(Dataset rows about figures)

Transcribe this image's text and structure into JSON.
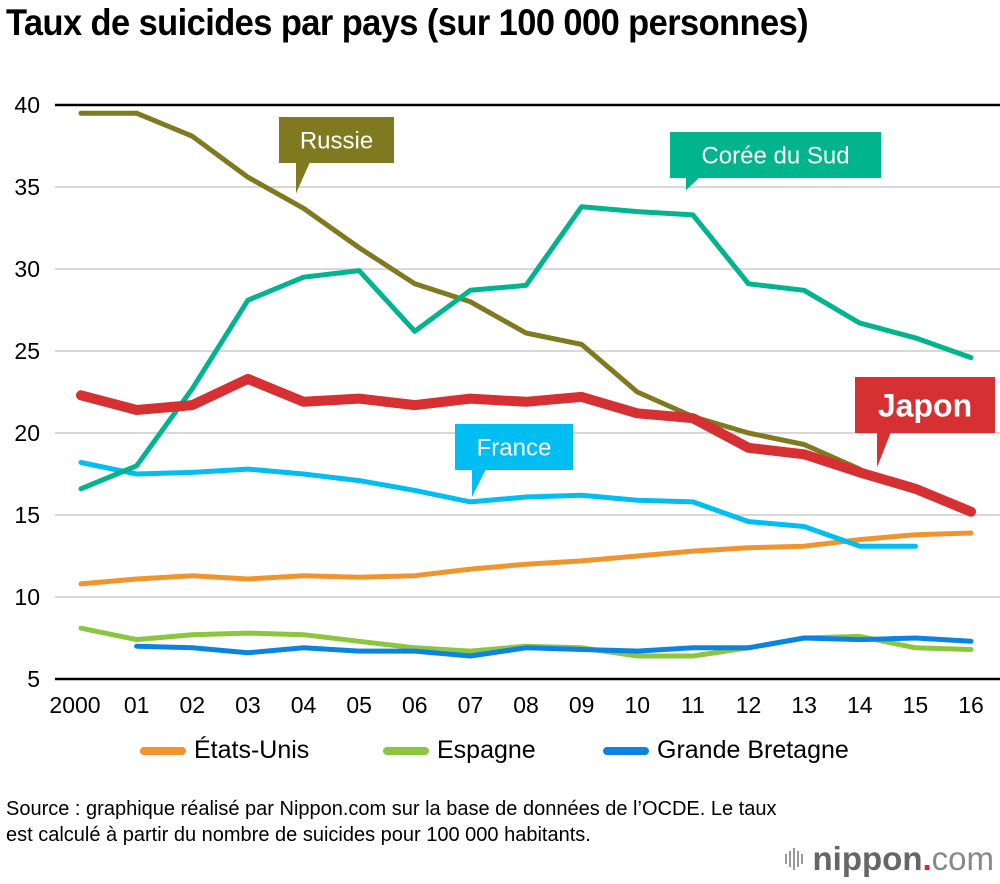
{
  "title": "Taux de suicides par pays (sur 100 000 personnes)",
  "chart_data": {
    "type": "line",
    "title": "Taux de suicides par pays (sur 100 000 personnes)",
    "xlabel": "",
    "ylabel": "",
    "x": [
      2000,
      2001,
      2002,
      2003,
      2004,
      2005,
      2006,
      2007,
      2008,
      2009,
      2010,
      2011,
      2012,
      2013,
      2014,
      2015,
      2016
    ],
    "x_tick_labels": [
      "2000",
      "01",
      "02",
      "03",
      "04",
      "05",
      "06",
      "07",
      "08",
      "09",
      "10",
      "11",
      "12",
      "13",
      "14",
      "15",
      "16"
    ],
    "ylim": [
      5,
      40
    ],
    "y_ticks": [
      5,
      10,
      15,
      20,
      25,
      30,
      35,
      40
    ],
    "grid": true,
    "series": [
      {
        "name": "Russie",
        "color": "#7f7a1f",
        "label_type": "callout",
        "values": [
          39.5,
          39.5,
          38.1,
          35.6,
          33.7,
          31.3,
          29.1,
          28.0,
          26.1,
          25.4,
          22.5,
          21.0,
          20.0,
          19.3,
          17.8,
          null,
          null
        ]
      },
      {
        "name": "Corée du Sud",
        "color": "#00b48e",
        "label_type": "callout",
        "values": [
          16.6,
          18.0,
          22.7,
          28.1,
          29.5,
          29.9,
          26.2,
          28.7,
          29.0,
          33.8,
          33.5,
          33.3,
          29.1,
          28.7,
          26.7,
          25.8,
          24.6
        ]
      },
      {
        "name": "Japon",
        "color": "#d63033",
        "label_type": "callout",
        "values": [
          22.3,
          21.4,
          21.7,
          23.3,
          21.9,
          22.1,
          21.7,
          22.1,
          21.9,
          22.2,
          21.2,
          20.9,
          19.1,
          18.7,
          17.6,
          16.6,
          15.2
        ]
      },
      {
        "name": "France",
        "color": "#00bdf2",
        "label_type": "callout",
        "values": [
          18.2,
          17.5,
          17.6,
          17.8,
          17.5,
          17.1,
          16.5,
          15.8,
          16.1,
          16.2,
          15.9,
          15.8,
          14.6,
          14.3,
          13.1,
          13.1,
          null
        ]
      },
      {
        "name": "États-Unis",
        "color": "#f0952e",
        "label_type": "legend",
        "values": [
          10.8,
          11.1,
          11.3,
          11.1,
          11.3,
          11.2,
          11.3,
          11.7,
          12.0,
          12.2,
          12.5,
          12.8,
          13.0,
          13.1,
          13.5,
          13.8,
          13.9
        ]
      },
      {
        "name": "Espagne",
        "color": "#8cc63f",
        "label_type": "legend",
        "values": [
          8.1,
          7.4,
          7.7,
          7.8,
          7.7,
          7.3,
          6.9,
          6.7,
          7.0,
          6.9,
          6.4,
          6.4,
          6.9,
          7.5,
          7.6,
          6.9,
          6.8
        ]
      },
      {
        "name": "Grande Bretagne",
        "color": "#0a84e0",
        "label_type": "legend",
        "values": [
          null,
          7.0,
          6.9,
          6.6,
          6.9,
          6.7,
          6.7,
          6.4,
          6.9,
          6.8,
          6.7,
          6.9,
          6.9,
          7.5,
          7.4,
          7.5,
          7.3
        ]
      }
    ],
    "callouts": [
      {
        "series": "Russie",
        "text": "Russie",
        "anchor_year": 2004,
        "anchor_value": 34.6
      },
      {
        "series": "Corée du Sud",
        "text": "Corée du Sud",
        "anchor_year": 2011,
        "anchor_value": 34.8
      },
      {
        "series": "France",
        "text": "France",
        "anchor_year": 2007,
        "anchor_value": 16.1
      },
      {
        "series": "Japon",
        "text": "Japon",
        "anchor_year": 2014,
        "anchor_value": 17.9
      }
    ],
    "legend": {
      "placement": "bottom",
      "entries": [
        "États-Unis",
        "Espagne",
        "Grande Bretagne"
      ]
    }
  },
  "legend": {
    "items": [
      {
        "label": "États-Unis",
        "color": "#f0952e"
      },
      {
        "label": "Espagne",
        "color": "#8cc63f"
      },
      {
        "label": "Grande Bretagne",
        "color": "#0a84e0"
      }
    ]
  },
  "source": {
    "text": "Source : graphique réalisé par Nippon.com sur la base de données de l’OCDE. Le taux est calculé à partir du nombre de suicides pour 100 000 habitants."
  },
  "logo": {
    "bold": "nippon",
    "dot": ".",
    "light": "com"
  }
}
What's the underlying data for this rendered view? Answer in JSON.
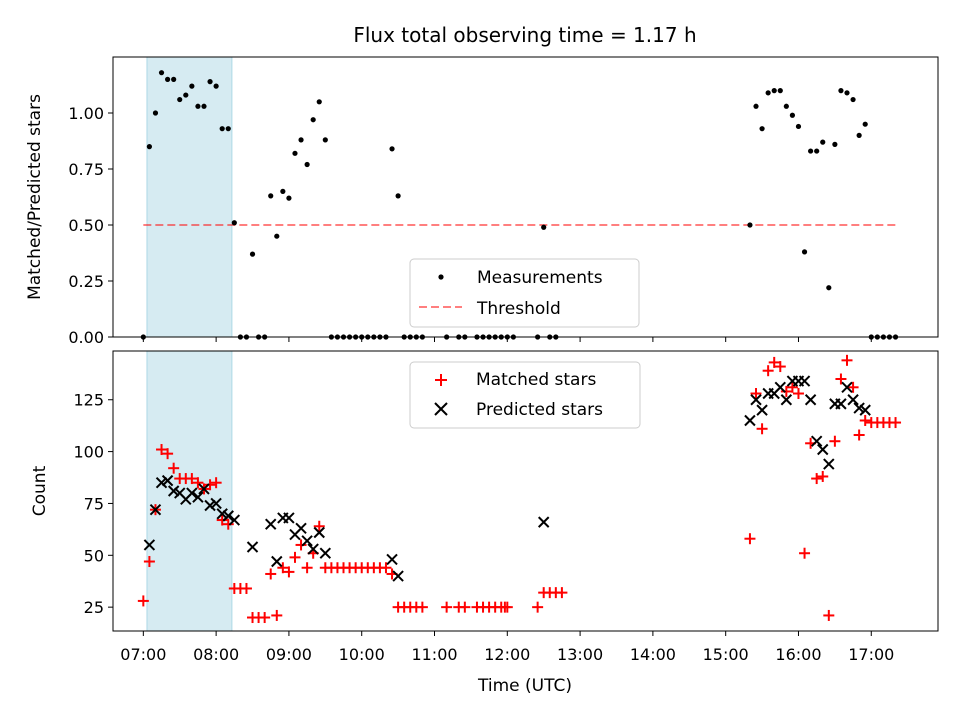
{
  "title": "Flux total observing time = 1.17 h",
  "colors": {
    "measurement": "#000000",
    "threshold": "#ff0000",
    "matched": "#ff0000",
    "predicted": "#000000",
    "shade": "#add8e6"
  },
  "chart_data": [
    {
      "type": "scatter",
      "title": "Flux total observing time = 1.17 h",
      "xlabel": "",
      "ylabel": "Matched/Predicted stars",
      "xlim": [
        "06:35",
        "17:55"
      ],
      "ylim": [
        0,
        1.25
      ],
      "yticks": [
        "0.00",
        "0.25",
        "0.50",
        "0.75",
        "1.00"
      ],
      "shaded_span": [
        "07:03",
        "08:13"
      ],
      "legend": [
        "Measurements",
        "Threshold"
      ],
      "legend_position": "lower center",
      "threshold": {
        "y": 0.5,
        "x_range": [
          "07:00",
          "17:20"
        ]
      },
      "series": [
        {
          "name": "Measurements",
          "marker": "dot",
          "points": [
            [
              "07:00",
              0.0
            ],
            [
              "07:05",
              0.85
            ],
            [
              "07:10",
              1.0
            ],
            [
              "07:15",
              1.18
            ],
            [
              "07:20",
              1.15
            ],
            [
              "07:25",
              1.15
            ],
            [
              "07:30",
              1.06
            ],
            [
              "07:35",
              1.08
            ],
            [
              "07:40",
              1.12
            ],
            [
              "07:45",
              1.03
            ],
            [
              "07:50",
              1.03
            ],
            [
              "07:55",
              1.14
            ],
            [
              "08:00",
              1.12
            ],
            [
              "08:05",
              0.93
            ],
            [
              "08:10",
              0.93
            ],
            [
              "08:15",
              0.51
            ],
            [
              "08:20",
              0.0
            ],
            [
              "08:25",
              0.0
            ],
            [
              "08:30",
              0.37
            ],
            [
              "08:35",
              0.0
            ],
            [
              "08:40",
              0.0
            ],
            [
              "08:45",
              0.63
            ],
            [
              "08:50",
              0.45
            ],
            [
              "08:55",
              0.65
            ],
            [
              "09:00",
              0.62
            ],
            [
              "09:05",
              0.82
            ],
            [
              "09:10",
              0.88
            ],
            [
              "09:15",
              0.77
            ],
            [
              "09:20",
              0.97
            ],
            [
              "09:25",
              1.05
            ],
            [
              "09:30",
              0.88
            ],
            [
              "09:35",
              0.0
            ],
            [
              "09:40",
              0.0
            ],
            [
              "09:45",
              0.0
            ],
            [
              "09:50",
              0.0
            ],
            [
              "09:55",
              0.0
            ],
            [
              "10:00",
              0.0
            ],
            [
              "10:05",
              0.0
            ],
            [
              "10:10",
              0.0
            ],
            [
              "10:15",
              0.0
            ],
            [
              "10:20",
              0.0
            ],
            [
              "10:25",
              0.84
            ],
            [
              "10:30",
              0.63
            ],
            [
              "10:35",
              0.0
            ],
            [
              "10:40",
              0.0
            ],
            [
              "10:45",
              0.0
            ],
            [
              "10:50",
              0.0
            ],
            [
              "11:10",
              0.0
            ],
            [
              "11:20",
              0.0
            ],
            [
              "11:25",
              0.0
            ],
            [
              "11:35",
              0.0
            ],
            [
              "11:40",
              0.0
            ],
            [
              "11:45",
              0.0
            ],
            [
              "11:50",
              0.0
            ],
            [
              "11:55",
              0.0
            ],
            [
              "12:00",
              0.0
            ],
            [
              "12:05",
              0.0
            ],
            [
              "12:25",
              0.0
            ],
            [
              "12:30",
              0.49
            ],
            [
              "12:35",
              0.0
            ],
            [
              "12:40",
              0.0
            ],
            [
              "15:20",
              0.5
            ],
            [
              "15:25",
              1.03
            ],
            [
              "15:30",
              0.93
            ],
            [
              "15:35",
              1.09
            ],
            [
              "15:40",
              1.1
            ],
            [
              "15:45",
              1.1
            ],
            [
              "15:50",
              1.03
            ],
            [
              "15:55",
              0.99
            ],
            [
              "16:00",
              0.94
            ],
            [
              "16:05",
              0.38
            ],
            [
              "16:10",
              0.83
            ],
            [
              "16:15",
              0.83
            ],
            [
              "16:20",
              0.87
            ],
            [
              "16:25",
              0.22
            ],
            [
              "16:30",
              0.86
            ],
            [
              "16:35",
              1.1
            ],
            [
              "16:40",
              1.09
            ],
            [
              "16:45",
              1.06
            ],
            [
              "16:50",
              0.9
            ],
            [
              "16:55",
              0.95
            ],
            [
              "17:00",
              0.0
            ],
            [
              "17:05",
              0.0
            ],
            [
              "17:10",
              0.0
            ],
            [
              "17:15",
              0.0
            ],
            [
              "17:20",
              0.0
            ]
          ]
        }
      ]
    },
    {
      "type": "scatter",
      "title": "",
      "xlabel": "Time (UTC)",
      "ylabel": "Count",
      "xlim": [
        "06:35",
        "17:55"
      ],
      "ylim": [
        13.5,
        148.5
      ],
      "yticks": [
        "25",
        "50",
        "75",
        "100",
        "125"
      ],
      "xticks": [
        "07:00",
        "08:00",
        "09:00",
        "10:00",
        "11:00",
        "12:00",
        "13:00",
        "14:00",
        "15:00",
        "16:00",
        "17:00"
      ],
      "shaded_span": [
        "07:03",
        "08:13"
      ],
      "legend": [
        "Matched stars",
        "Predicted stars"
      ],
      "legend_position": "upper center",
      "series": [
        {
          "name": "Matched stars",
          "marker": "plus",
          "points": [
            [
              "07:00",
              28
            ],
            [
              "07:05",
              47
            ],
            [
              "07:10",
              72
            ],
            [
              "07:15",
              101
            ],
            [
              "07:20",
              99
            ],
            [
              "07:25",
              92
            ],
            [
              "07:30",
              87
            ],
            [
              "07:35",
              87
            ],
            [
              "07:40",
              87
            ],
            [
              "07:45",
              85
            ],
            [
              "07:50",
              82
            ],
            [
              "07:55",
              84
            ],
            [
              "08:00",
              85
            ],
            [
              "08:05",
              67
            ],
            [
              "08:10",
              65
            ],
            [
              "08:15",
              34
            ],
            [
              "08:20",
              34
            ],
            [
              "08:25",
              34
            ],
            [
              "08:30",
              20
            ],
            [
              "08:35",
              20
            ],
            [
              "08:40",
              20
            ],
            [
              "08:45",
              41
            ],
            [
              "08:50",
              21
            ],
            [
              "08:55",
              44
            ],
            [
              "09:00",
              42
            ],
            [
              "09:05",
              49
            ],
            [
              "09:10",
              55
            ],
            [
              "09:15",
              44
            ],
            [
              "09:20",
              51
            ],
            [
              "09:25",
              64
            ],
            [
              "09:30",
              44
            ],
            [
              "09:35",
              44
            ],
            [
              "09:40",
              44
            ],
            [
              "09:45",
              44
            ],
            [
              "09:50",
              44
            ],
            [
              "09:55",
              44
            ],
            [
              "10:00",
              44
            ],
            [
              "10:05",
              44
            ],
            [
              "10:10",
              44
            ],
            [
              "10:15",
              44
            ],
            [
              "10:20",
              44
            ],
            [
              "10:25",
              41
            ],
            [
              "10:30",
              25
            ],
            [
              "10:35",
              25
            ],
            [
              "10:40",
              25
            ],
            [
              "10:45",
              25
            ],
            [
              "10:50",
              25
            ],
            [
              "11:10",
              25
            ],
            [
              "11:20",
              25
            ],
            [
              "11:25",
              25
            ],
            [
              "11:35",
              25
            ],
            [
              "11:40",
              25
            ],
            [
              "11:45",
              25
            ],
            [
              "11:50",
              25
            ],
            [
              "11:55",
              25
            ],
            [
              "11:58",
              25
            ],
            [
              "12:00",
              25
            ],
            [
              "12:25",
              25
            ],
            [
              "12:30",
              32
            ],
            [
              "12:35",
              32
            ],
            [
              "12:40",
              32
            ],
            [
              "12:45",
              32
            ],
            [
              "15:20",
              58
            ],
            [
              "15:25",
              128
            ],
            [
              "15:30",
              111
            ],
            [
              "15:35",
              139
            ],
            [
              "15:40",
              143
            ],
            [
              "15:45",
              141
            ],
            [
              "15:50",
              129
            ],
            [
              "15:55",
              131
            ],
            [
              "16:00",
              128
            ],
            [
              "16:05",
              51
            ],
            [
              "16:10",
              104
            ],
            [
              "16:15",
              87
            ],
            [
              "16:20",
              88
            ],
            [
              "16:25",
              21
            ],
            [
              "16:30",
              105
            ],
            [
              "16:35",
              135
            ],
            [
              "16:40",
              144
            ],
            [
              "16:45",
              131
            ],
            [
              "16:50",
              108
            ],
            [
              "16:55",
              115
            ],
            [
              "17:00",
              114
            ],
            [
              "17:05",
              114
            ],
            [
              "17:10",
              114
            ],
            [
              "17:15",
              114
            ],
            [
              "17:20",
              114
            ]
          ]
        },
        {
          "name": "Predicted stars",
          "marker": "x",
          "points": [
            [
              "07:05",
              55
            ],
            [
              "07:10",
              72
            ],
            [
              "07:15",
              85
            ],
            [
              "07:20",
              86
            ],
            [
              "07:25",
              81
            ],
            [
              "07:30",
              80
            ],
            [
              "07:35",
              77
            ],
            [
              "07:40",
              80
            ],
            [
              "07:45",
              78
            ],
            [
              "07:50",
              82
            ],
            [
              "07:55",
              74
            ],
            [
              "08:00",
              75
            ],
            [
              "08:05",
              70
            ],
            [
              "08:10",
              69
            ],
            [
              "08:15",
              67
            ],
            [
              "08:30",
              54
            ],
            [
              "08:45",
              65
            ],
            [
              "08:50",
              47
            ],
            [
              "08:55",
              68
            ],
            [
              "09:00",
              68
            ],
            [
              "09:05",
              60
            ],
            [
              "09:10",
              63
            ],
            [
              "09:15",
              57
            ],
            [
              "09:20",
              53
            ],
            [
              "09:25",
              61
            ],
            [
              "09:30",
              51
            ],
            [
              "10:25",
              48
            ],
            [
              "10:30",
              40
            ],
            [
              "12:30",
              66
            ],
            [
              "15:20",
              115
            ],
            [
              "15:25",
              125
            ],
            [
              "15:30",
              120
            ],
            [
              "15:35",
              128
            ],
            [
              "15:40",
              128
            ],
            [
              "15:45",
              131
            ],
            [
              "15:50",
              125
            ],
            [
              "15:55",
              134
            ],
            [
              "16:00",
              134
            ],
            [
              "16:05",
              134
            ],
            [
              "16:10",
              125
            ],
            [
              "16:15",
              105
            ],
            [
              "16:20",
              101
            ],
            [
              "16:25",
              94
            ],
            [
              "16:30",
              123
            ],
            [
              "16:35",
              123
            ],
            [
              "16:40",
              131
            ],
            [
              "16:45",
              125
            ],
            [
              "16:50",
              121
            ],
            [
              "16:55",
              120
            ]
          ]
        }
      ]
    }
  ]
}
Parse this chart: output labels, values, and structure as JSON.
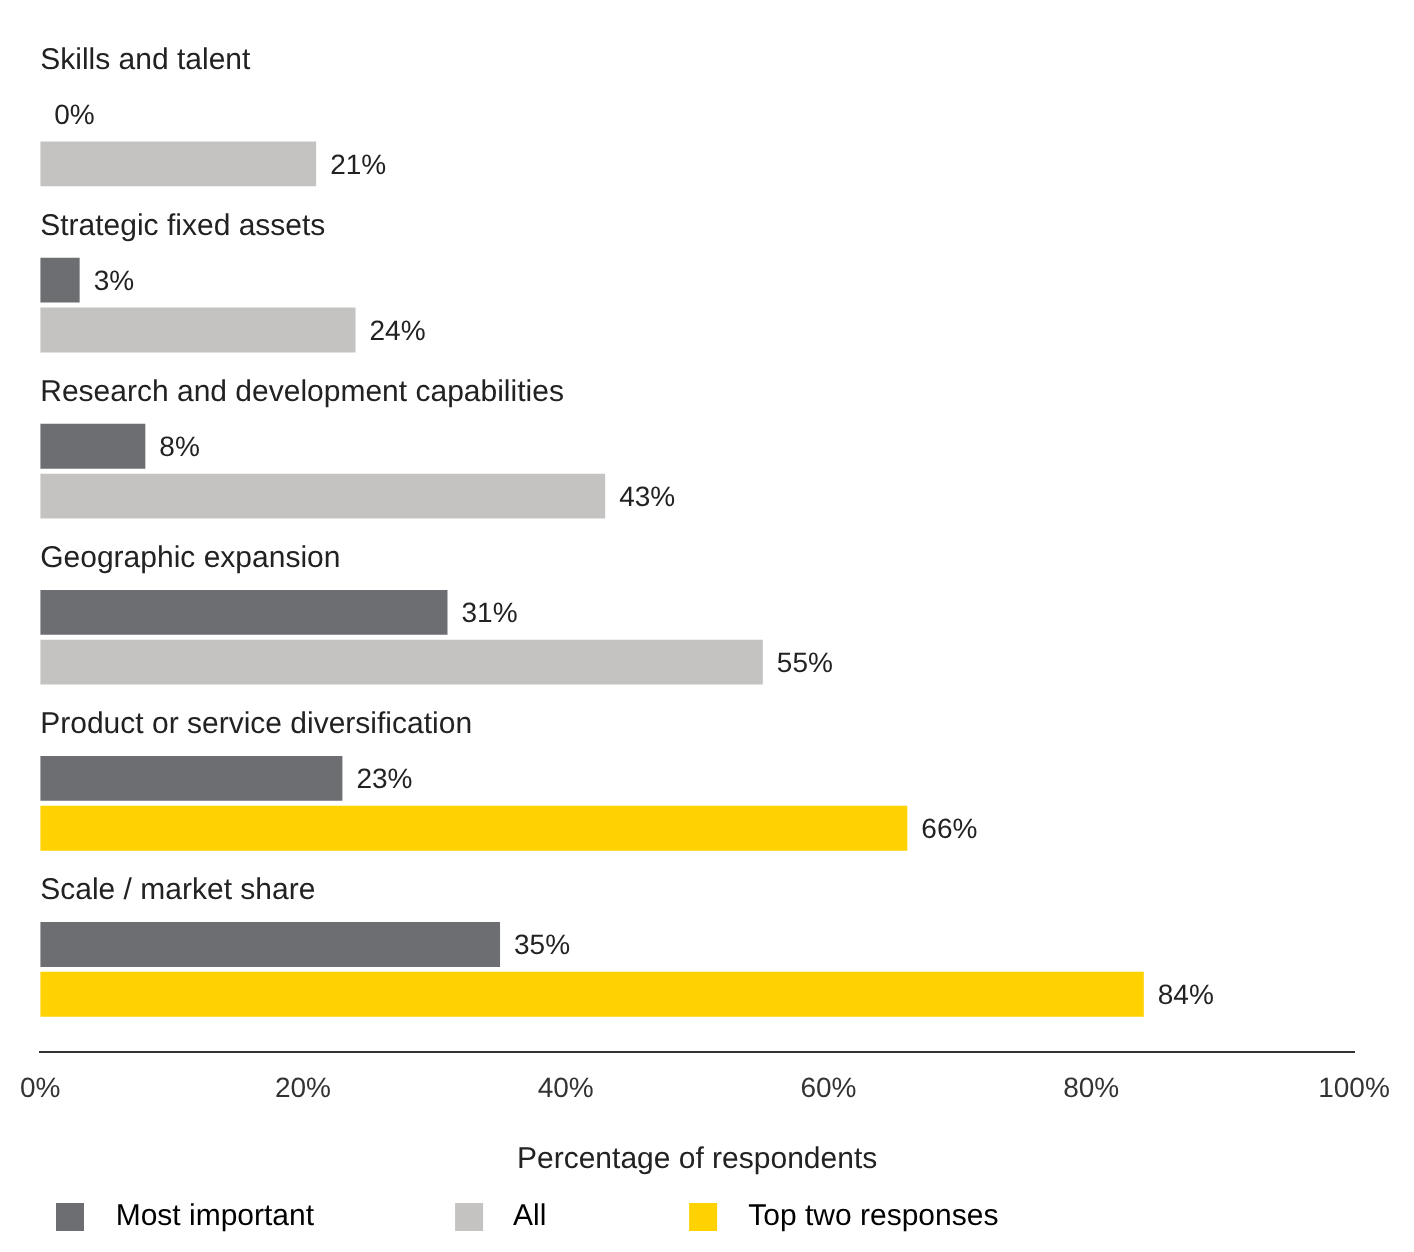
{
  "chart_data": {
    "type": "bar",
    "orientation": "horizontal",
    "xlabel": "Percentage of respondents",
    "categories": [
      "Skills and talent",
      "Strategic fixed assets",
      "Research and development capabilities",
      "Geographic expansion",
      "Product or service diversification",
      "Scale / market share"
    ],
    "series": [
      {
        "name": "Most important",
        "color": "#6d6e71",
        "values": [
          0,
          3,
          8,
          31,
          23,
          35
        ],
        "value_labels": [
          "0%",
          "3%",
          "8%",
          "31%",
          "23%",
          "35%"
        ]
      },
      {
        "name": "All",
        "color": "#c4c3c1",
        "values": [
          21,
          24,
          43,
          55,
          null,
          null
        ],
        "value_labels": [
          "21%",
          "24%",
          "43%",
          "55%",
          null,
          null
        ]
      },
      {
        "name": "Top two responses",
        "color": "#ffd200",
        "values": [
          null,
          null,
          null,
          null,
          66,
          84
        ],
        "value_labels": [
          null,
          null,
          null,
          null,
          "66%",
          "84%"
        ]
      }
    ],
    "xlim": [
      0,
      100
    ],
    "xticks": [
      {
        "value": 0,
        "label": "0%"
      },
      {
        "value": 20,
        "label": "20%"
      },
      {
        "value": 40,
        "label": "40%"
      },
      {
        "value": 60,
        "label": "60%"
      },
      {
        "value": 80,
        "label": "80%"
      },
      {
        "value": 100,
        "label": "100%"
      }
    ],
    "grid": false,
    "legend": "bottom"
  }
}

- _Directions for this task_: Identify and copy lines that hold the string "center".

- _Task response_:
      "legend_position": "lower center",
      "legend_position": "upper center",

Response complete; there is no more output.